Provided records:
========

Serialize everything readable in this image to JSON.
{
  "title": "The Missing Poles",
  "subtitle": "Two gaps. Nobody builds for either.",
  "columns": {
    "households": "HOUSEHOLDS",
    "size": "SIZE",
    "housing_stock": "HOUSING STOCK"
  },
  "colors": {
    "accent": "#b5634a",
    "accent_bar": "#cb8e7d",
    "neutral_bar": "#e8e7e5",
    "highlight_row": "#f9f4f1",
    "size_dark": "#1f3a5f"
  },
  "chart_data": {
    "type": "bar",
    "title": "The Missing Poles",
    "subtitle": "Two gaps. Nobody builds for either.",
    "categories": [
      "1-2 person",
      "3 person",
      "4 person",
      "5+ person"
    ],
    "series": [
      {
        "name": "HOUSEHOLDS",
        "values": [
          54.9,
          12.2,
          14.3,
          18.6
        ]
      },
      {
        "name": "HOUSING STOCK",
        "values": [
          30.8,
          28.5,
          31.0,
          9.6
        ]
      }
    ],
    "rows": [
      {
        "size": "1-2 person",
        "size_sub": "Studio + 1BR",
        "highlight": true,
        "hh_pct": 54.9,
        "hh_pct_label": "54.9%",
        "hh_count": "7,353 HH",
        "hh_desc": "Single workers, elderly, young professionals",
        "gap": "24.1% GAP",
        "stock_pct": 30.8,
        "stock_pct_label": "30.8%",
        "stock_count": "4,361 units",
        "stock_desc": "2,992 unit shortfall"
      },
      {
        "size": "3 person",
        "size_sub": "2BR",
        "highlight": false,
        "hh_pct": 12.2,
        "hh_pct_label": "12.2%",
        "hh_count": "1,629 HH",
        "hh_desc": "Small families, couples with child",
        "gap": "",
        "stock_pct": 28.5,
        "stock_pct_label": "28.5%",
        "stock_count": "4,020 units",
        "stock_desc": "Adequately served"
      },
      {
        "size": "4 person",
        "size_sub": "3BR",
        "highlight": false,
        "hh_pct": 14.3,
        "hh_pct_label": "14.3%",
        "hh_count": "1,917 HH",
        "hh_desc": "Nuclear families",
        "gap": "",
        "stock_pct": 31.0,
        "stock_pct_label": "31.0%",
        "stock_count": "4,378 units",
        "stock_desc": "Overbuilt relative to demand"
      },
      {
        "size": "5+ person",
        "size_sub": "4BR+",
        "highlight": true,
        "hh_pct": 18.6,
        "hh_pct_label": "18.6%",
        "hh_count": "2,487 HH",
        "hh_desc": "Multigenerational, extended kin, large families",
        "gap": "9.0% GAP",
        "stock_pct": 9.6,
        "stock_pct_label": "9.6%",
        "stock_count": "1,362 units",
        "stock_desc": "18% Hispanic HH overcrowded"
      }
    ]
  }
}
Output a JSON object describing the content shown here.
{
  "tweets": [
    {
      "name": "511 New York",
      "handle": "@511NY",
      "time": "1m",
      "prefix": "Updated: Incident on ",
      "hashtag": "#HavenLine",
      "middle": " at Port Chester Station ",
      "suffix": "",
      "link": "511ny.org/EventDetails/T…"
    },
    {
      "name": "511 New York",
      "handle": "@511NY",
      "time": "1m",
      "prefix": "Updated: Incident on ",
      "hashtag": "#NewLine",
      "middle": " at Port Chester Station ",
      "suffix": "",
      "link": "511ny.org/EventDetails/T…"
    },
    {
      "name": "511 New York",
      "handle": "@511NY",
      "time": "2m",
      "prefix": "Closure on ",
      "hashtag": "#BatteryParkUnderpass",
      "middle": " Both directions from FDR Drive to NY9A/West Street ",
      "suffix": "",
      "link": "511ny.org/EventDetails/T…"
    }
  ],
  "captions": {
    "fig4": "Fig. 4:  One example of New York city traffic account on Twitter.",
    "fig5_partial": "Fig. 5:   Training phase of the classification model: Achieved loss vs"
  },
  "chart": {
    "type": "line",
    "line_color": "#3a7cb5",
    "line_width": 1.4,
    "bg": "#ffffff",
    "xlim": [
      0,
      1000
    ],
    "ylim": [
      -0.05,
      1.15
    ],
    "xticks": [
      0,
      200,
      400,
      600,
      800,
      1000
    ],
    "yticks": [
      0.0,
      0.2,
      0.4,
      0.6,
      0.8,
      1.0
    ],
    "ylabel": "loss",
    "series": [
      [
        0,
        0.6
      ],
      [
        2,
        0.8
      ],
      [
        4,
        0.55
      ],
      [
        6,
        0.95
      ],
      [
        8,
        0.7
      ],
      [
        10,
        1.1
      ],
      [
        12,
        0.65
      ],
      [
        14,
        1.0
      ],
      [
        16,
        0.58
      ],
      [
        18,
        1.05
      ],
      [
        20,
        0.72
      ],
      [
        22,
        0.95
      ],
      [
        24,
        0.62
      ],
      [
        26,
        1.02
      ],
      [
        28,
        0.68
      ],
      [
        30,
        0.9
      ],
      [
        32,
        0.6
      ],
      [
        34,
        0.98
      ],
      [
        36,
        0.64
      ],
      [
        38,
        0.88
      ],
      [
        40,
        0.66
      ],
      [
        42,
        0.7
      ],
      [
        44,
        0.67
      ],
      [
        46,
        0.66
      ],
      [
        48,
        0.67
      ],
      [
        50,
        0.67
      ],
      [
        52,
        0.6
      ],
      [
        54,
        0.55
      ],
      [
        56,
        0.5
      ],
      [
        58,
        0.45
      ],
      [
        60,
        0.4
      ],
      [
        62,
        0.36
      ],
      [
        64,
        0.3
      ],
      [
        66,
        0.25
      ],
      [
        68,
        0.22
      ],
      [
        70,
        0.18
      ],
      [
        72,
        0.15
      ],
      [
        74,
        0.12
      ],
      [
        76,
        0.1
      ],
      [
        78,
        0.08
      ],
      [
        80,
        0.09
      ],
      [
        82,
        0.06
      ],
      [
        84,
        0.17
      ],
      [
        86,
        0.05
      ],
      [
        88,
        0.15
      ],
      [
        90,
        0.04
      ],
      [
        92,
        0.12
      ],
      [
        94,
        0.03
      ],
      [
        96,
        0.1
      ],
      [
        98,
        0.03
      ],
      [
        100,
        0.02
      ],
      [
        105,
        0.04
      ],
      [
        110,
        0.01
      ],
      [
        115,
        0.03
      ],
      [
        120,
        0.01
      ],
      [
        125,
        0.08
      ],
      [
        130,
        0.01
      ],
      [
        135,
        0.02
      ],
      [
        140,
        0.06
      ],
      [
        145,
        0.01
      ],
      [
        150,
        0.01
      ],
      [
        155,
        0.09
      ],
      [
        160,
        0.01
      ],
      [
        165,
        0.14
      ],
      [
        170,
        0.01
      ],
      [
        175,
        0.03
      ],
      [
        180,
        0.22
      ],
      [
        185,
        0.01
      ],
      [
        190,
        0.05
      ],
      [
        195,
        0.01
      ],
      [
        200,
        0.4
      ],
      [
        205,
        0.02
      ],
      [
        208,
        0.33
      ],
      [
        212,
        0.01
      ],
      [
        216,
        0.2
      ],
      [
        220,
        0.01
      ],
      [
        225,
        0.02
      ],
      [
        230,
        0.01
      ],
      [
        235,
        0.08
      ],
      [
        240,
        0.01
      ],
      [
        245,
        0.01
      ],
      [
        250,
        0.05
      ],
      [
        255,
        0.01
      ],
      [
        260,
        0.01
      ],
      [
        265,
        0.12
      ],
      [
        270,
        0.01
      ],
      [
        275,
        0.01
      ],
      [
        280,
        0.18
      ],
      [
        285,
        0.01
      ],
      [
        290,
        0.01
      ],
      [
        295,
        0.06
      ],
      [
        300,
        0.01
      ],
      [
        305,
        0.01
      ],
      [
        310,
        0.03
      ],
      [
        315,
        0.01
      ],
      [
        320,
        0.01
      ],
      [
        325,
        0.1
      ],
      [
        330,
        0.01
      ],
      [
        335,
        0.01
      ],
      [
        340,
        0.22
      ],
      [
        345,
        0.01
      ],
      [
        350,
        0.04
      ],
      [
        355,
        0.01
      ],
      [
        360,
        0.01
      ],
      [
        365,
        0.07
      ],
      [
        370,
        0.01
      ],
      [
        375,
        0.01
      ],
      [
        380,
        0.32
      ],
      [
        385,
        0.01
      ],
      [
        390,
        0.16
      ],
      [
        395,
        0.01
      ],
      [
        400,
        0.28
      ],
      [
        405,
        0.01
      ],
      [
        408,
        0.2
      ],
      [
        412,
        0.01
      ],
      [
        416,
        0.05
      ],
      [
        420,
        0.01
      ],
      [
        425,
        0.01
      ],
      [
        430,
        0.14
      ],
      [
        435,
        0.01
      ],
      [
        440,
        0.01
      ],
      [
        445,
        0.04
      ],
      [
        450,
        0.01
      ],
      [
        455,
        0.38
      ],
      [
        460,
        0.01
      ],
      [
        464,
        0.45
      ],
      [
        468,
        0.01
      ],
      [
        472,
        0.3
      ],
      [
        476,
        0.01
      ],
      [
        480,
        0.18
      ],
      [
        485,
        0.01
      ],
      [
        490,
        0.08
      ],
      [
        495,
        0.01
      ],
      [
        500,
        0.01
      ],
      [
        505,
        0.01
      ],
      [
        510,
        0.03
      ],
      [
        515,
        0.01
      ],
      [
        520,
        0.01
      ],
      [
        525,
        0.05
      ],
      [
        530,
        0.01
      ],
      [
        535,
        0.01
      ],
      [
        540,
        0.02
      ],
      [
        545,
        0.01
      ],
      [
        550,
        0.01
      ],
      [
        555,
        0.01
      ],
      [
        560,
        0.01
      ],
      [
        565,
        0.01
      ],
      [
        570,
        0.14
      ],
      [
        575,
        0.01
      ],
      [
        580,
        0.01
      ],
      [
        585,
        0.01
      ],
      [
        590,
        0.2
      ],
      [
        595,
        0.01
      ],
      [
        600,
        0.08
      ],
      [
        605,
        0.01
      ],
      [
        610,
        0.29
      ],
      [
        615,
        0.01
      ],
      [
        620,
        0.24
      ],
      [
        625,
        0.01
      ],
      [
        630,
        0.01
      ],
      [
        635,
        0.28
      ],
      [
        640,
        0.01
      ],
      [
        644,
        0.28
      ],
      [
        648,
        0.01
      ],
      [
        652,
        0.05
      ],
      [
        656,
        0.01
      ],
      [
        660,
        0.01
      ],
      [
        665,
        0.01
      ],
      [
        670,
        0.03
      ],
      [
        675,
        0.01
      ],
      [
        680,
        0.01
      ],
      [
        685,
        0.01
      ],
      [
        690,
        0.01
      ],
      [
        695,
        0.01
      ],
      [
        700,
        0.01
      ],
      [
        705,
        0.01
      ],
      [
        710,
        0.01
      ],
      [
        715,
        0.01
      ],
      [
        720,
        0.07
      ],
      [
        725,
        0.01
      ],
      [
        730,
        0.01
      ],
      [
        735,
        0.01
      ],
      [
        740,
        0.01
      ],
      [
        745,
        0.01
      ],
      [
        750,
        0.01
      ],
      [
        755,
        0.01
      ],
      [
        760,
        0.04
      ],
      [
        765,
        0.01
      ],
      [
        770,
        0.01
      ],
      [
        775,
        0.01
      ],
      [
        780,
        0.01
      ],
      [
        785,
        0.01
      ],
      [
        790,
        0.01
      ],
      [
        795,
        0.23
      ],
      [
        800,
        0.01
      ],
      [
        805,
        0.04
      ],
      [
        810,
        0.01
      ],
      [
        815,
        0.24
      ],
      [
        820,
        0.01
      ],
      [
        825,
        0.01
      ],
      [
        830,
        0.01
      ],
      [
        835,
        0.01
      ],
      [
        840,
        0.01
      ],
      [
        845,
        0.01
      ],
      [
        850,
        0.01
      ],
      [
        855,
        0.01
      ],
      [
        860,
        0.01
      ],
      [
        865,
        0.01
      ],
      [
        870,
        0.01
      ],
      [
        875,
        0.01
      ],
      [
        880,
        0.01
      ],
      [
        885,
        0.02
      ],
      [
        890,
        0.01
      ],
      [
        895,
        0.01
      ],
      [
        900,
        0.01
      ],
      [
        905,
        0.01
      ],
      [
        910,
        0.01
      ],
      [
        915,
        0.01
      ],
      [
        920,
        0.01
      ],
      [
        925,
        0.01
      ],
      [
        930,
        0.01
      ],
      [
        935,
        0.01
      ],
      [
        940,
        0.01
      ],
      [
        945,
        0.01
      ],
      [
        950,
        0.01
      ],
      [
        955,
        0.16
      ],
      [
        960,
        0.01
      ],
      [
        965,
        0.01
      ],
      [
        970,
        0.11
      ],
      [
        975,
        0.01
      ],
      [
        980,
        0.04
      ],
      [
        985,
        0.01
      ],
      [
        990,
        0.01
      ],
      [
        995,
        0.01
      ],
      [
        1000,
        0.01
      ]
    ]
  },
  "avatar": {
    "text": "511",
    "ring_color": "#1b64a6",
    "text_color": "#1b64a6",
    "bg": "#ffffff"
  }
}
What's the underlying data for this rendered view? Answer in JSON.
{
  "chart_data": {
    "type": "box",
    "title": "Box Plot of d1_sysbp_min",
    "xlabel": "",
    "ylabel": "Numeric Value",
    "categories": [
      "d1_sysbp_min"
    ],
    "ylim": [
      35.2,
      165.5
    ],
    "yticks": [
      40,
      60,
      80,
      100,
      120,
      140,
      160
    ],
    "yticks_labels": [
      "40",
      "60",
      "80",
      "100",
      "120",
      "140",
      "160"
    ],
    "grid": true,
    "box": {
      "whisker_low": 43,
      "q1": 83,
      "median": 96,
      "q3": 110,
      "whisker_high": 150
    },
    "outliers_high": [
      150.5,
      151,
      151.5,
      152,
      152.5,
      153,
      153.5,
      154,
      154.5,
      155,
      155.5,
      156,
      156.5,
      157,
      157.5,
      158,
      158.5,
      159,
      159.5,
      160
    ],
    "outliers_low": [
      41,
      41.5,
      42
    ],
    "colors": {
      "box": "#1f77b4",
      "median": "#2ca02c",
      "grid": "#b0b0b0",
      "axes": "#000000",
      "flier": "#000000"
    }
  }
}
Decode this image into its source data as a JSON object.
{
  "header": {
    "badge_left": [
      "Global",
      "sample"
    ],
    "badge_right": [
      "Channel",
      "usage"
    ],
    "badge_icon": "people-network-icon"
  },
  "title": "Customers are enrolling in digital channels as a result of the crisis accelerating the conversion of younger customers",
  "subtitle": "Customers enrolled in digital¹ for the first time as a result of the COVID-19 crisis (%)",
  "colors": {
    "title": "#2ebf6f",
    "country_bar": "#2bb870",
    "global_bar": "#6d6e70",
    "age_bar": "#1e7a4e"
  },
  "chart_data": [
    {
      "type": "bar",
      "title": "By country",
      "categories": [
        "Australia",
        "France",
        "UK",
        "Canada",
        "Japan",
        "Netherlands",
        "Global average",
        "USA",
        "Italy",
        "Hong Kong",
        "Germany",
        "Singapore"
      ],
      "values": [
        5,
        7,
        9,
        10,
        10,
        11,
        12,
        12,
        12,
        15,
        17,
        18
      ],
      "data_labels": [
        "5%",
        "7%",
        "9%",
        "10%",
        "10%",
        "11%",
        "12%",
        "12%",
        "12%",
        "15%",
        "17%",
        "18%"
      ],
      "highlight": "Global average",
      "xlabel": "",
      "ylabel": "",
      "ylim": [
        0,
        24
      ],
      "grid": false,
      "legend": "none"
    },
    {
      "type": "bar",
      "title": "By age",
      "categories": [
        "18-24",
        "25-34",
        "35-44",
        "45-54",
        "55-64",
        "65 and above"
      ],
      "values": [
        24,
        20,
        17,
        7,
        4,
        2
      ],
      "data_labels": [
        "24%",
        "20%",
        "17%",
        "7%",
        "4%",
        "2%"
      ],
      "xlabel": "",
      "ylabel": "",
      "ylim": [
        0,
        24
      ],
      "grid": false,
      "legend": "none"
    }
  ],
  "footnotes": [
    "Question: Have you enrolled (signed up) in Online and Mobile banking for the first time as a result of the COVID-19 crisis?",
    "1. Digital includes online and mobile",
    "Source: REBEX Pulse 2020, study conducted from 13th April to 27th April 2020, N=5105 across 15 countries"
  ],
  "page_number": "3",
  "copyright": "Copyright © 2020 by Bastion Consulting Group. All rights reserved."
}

========

Exercise brief:
Where a line in the entries holds "HOUSING", copy that line.

Full answer:
    "housing_stock": "HOUSING STOCK"
        "name": "HOUSING STOCK",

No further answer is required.